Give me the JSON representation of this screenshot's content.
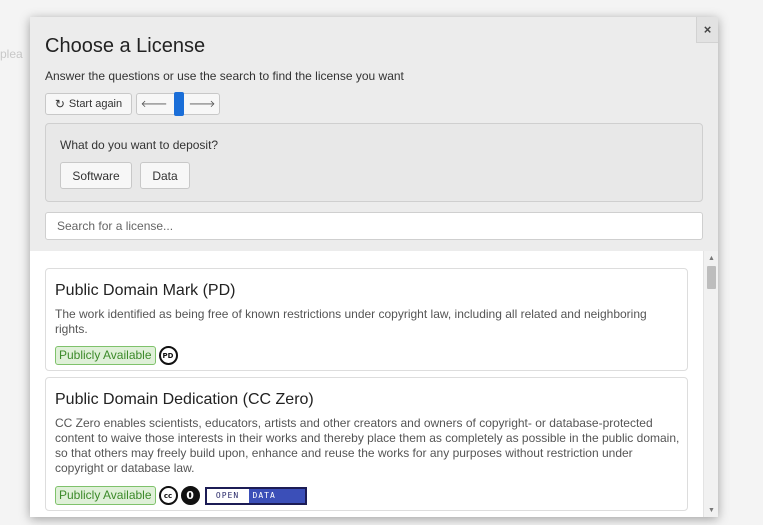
{
  "background": {
    "fragment_text": "plea"
  },
  "modal": {
    "close_label": "×",
    "title": "Choose a License",
    "subtitle": "Answer the questions or use the search to find the license you want",
    "toolbar": {
      "start_again_icon": "↻",
      "start_again_label": "Start again",
      "back_label": "🡐",
      "forward_label": "🡒"
    },
    "question": {
      "text": "What do you want to deposit?",
      "options": [
        "Software",
        "Data"
      ]
    },
    "search": {
      "placeholder": "Search for a license...",
      "value": ""
    },
    "licenses": [
      {
        "title": "Public Domain Mark (PD)",
        "description": "The work identified as being free of known restrictions under copyright law, including all related and neighboring rights.",
        "badge": "Publicly Available",
        "icons": [
          "pd-icon"
        ],
        "icon_labels": [
          "PD"
        ]
      },
      {
        "title": "Public Domain Dedication (CC Zero)",
        "description": "CC Zero enables scientists, educators, artists and other creators and owners of copyright- or database-protected content to waive those interests in their works and thereby place them as completely as possible in the public domain, so that others may freely build upon, enhance and reuse the works for any purposes without restriction under copyright or database law.",
        "badge": "Publicly Available",
        "icons": [
          "cc-icon",
          "zero-icon",
          "open-data-badge"
        ],
        "icon_labels": [
          "cc",
          "0"
        ],
        "open_data_labels": [
          "OPEN",
          "DATA"
        ]
      }
    ],
    "scrollbar": {
      "up_arrow": "▲",
      "down_arrow": "▼"
    }
  },
  "colors": {
    "accent": "#1a6ed8",
    "badge_bg": "#dff0d8",
    "badge_text": "#3c8a2a",
    "open_data_blue": "#3b4fb8"
  }
}
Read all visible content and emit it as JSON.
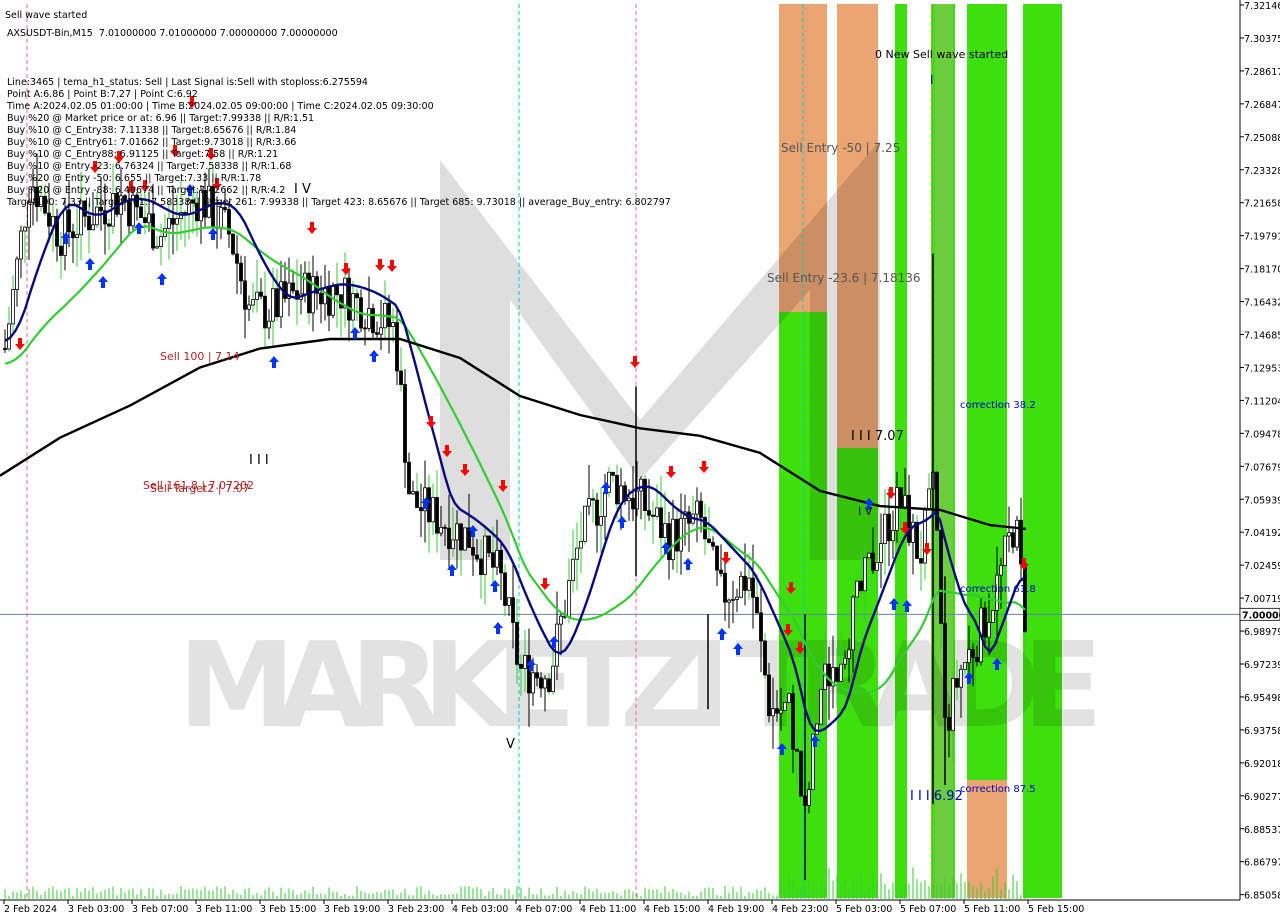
####
Transcribe the records above verbatim. Do not carry over any picture.

Give me the JSON representation of this screenshot's content.
{
  "background": {
    "fragment_text": "plea"
  },
  "modal": {
    "close_label": "×",
    "title": "Choose a License",
    "subtitle": "Answer the questions or use the search to find the license you want",
    "toolbar": {
      "start_again_icon": "↻",
      "start_again_label": "Start again",
      "back_label": "🡐",
      "forward_label": "🡒"
    },
    "question": {
      "text": "What do you want to deposit?",
      "options": [
        "Software",
        "Data"
      ]
    },
    "search": {
      "placeholder": "Search for a license...",
      "value": ""
    },
    "licenses": [
      {
        "title": "Public Domain Mark (PD)",
        "description": "The work identified as being free of known restrictions under copyright law, including all related and neighboring rights.",
        "badge": "Publicly Available",
        "icons": [
          "pd-icon"
        ],
        "icon_labels": [
          "PD"
        ]
      },
      {
        "title": "Public Domain Dedication (CC Zero)",
        "description": "CC Zero enables scientists, educators, artists and other creators and owners of copyright- or database-protected content to waive those interests in their works and thereby place them as completely as possible in the public domain, so that others may freely build upon, enhance and reuse the works for any purposes without restriction under copyright or database law.",
        "badge": "Publicly Available",
        "icons": [
          "cc-icon",
          "zero-icon",
          "open-data-badge"
        ],
        "icon_labels": [
          "cc",
          "0"
        ],
        "open_data_labels": [
          "OPEN",
          "DATA"
        ]
      }
    ],
    "scrollbar": {
      "up_arrow": "▲",
      "down_arrow": "▼"
    }
  },
  "colors": {
    "accent": "#1a6ed8",
    "badge_bg": "#dff0d8",
    "badge_text": "#3c8a2a",
    "open_data_blue": "#3b4fb8"
  }
}
Read all visible content and emit it as JSON.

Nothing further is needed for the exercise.